## To do
Every record below should be printed exactly as it appears.

------ Provided entries ------

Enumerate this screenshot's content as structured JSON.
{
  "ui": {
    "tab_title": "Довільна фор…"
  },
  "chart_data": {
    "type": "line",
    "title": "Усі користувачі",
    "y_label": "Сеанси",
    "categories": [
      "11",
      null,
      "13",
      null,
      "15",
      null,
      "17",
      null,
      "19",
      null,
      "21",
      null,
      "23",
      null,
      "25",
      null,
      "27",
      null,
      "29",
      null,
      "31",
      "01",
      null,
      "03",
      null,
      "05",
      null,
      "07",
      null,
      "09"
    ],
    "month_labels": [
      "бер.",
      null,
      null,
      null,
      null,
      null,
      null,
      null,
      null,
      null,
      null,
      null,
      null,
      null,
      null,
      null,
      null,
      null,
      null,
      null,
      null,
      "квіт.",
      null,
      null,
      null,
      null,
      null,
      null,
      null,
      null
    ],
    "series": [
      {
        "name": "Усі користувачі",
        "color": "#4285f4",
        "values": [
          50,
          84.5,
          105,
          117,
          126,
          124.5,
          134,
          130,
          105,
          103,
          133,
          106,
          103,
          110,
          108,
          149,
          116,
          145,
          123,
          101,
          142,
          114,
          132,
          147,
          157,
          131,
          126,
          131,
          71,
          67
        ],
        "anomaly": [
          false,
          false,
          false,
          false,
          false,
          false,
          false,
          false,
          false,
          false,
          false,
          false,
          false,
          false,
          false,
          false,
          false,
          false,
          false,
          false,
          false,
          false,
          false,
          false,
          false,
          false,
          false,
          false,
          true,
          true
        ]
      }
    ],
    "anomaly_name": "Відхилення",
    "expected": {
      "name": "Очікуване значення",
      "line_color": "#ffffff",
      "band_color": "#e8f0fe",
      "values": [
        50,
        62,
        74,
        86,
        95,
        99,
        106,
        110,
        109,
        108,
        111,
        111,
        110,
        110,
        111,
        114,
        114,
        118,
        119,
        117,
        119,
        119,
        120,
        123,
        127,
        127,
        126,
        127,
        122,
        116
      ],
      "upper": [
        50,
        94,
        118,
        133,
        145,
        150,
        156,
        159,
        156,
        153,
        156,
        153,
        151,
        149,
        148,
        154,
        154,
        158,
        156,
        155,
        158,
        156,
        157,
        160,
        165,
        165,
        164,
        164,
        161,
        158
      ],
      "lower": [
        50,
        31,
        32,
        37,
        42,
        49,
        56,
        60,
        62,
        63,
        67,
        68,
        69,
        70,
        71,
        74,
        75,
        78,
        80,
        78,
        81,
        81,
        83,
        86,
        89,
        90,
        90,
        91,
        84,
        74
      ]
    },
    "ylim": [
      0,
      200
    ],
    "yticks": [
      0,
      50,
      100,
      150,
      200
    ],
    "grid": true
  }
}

------

## Exercise response
Enumerate this screenshot's content as structured JSON.
{
  "ui": {
    "tab_title": "Довільна фор…"
  },
  "chart_data": {
    "type": "line",
    "title": "Усі користувачі",
    "y_label": "Сеанси",
    "categories": [
      "11",
      null,
      "13",
      null,
      "15",
      null,
      "17",
      null,
      "19",
      null,
      "21",
      null,
      "23",
      null,
      "25",
      null,
      "27",
      null,
      "29",
      null,
      "31",
      "01",
      null,
      "03",
      null,
      "05",
      null,
      "07",
      null,
      "09"
    ],
    "month_labels": [
      "бер.",
      null,
      null,
      null,
      null,
      null,
      null,
      null,
      null,
      null,
      null,
      null,
      null,
      null,
      null,
      null,
      null,
      null,
      null,
      null,
      null,
      "квіт.",
      null,
      null,
      null,
      null,
      null,
      null,
      null,
      null
    ],
    "series": [
      {
        "name": "Усі користувачі",
        "color": "#4285f4",
        "values": [
          50,
          84.5,
          105,
          117,
          126,
          124.5,
          134,
          130,
          105,
          103,
          133,
          106,
          103,
          110,
          108,
          149,
          116,
          145,
          123,
          101,
          142,
          114,
          132,
          147,
          157,
          131,
          126,
          131,
          71,
          67
        ],
        "anomaly": [
          false,
          false,
          false,
          false,
          false,
          false,
          false,
          false,
          false,
          false,
          false,
          false,
          false,
          false,
          false,
          false,
          false,
          false,
          false,
          false,
          false,
          false,
          false,
          false,
          false,
          false,
          false,
          false,
          true,
          true
        ]
      }
    ],
    "anomaly_name": "Відхилення",
    "expected": {
      "name": "Очікуване значення",
      "line_color": "#ffffff",
      "band_color": "#e8f0fe",
      "values": [
        50,
        62,
        74,
        86,
        95,
        99,
        106,
        110,
        109,
        108,
        111,
        111,
        110,
        110,
        111,
        114,
        114,
        118,
        119,
        117,
        119,
        119,
        120,
        123,
        127,
        127,
        126,
        127,
        122,
        116
      ],
      "upper": [
        50,
        94,
        118,
        133,
        145,
        150,
        156,
        159,
        156,
        153,
        156,
        153,
        151,
        149,
        148,
        154,
        154,
        158,
        156,
        155,
        158,
        156,
        157,
        160,
        165,
        165,
        164,
        164,
        161,
        158
      ],
      "lower": [
        50,
        31,
        32,
        37,
        42,
        49,
        56,
        60,
        62,
        63,
        67,
        68,
        69,
        70,
        71,
        74,
        75,
        78,
        80,
        78,
        81,
        81,
        83,
        86,
        89,
        90,
        90,
        91,
        84,
        74
      ]
    },
    "ylim": [
      0,
      200
    ],
    "yticks": [
      0,
      50,
      100,
      150,
      200
    ],
    "grid": true
  }
}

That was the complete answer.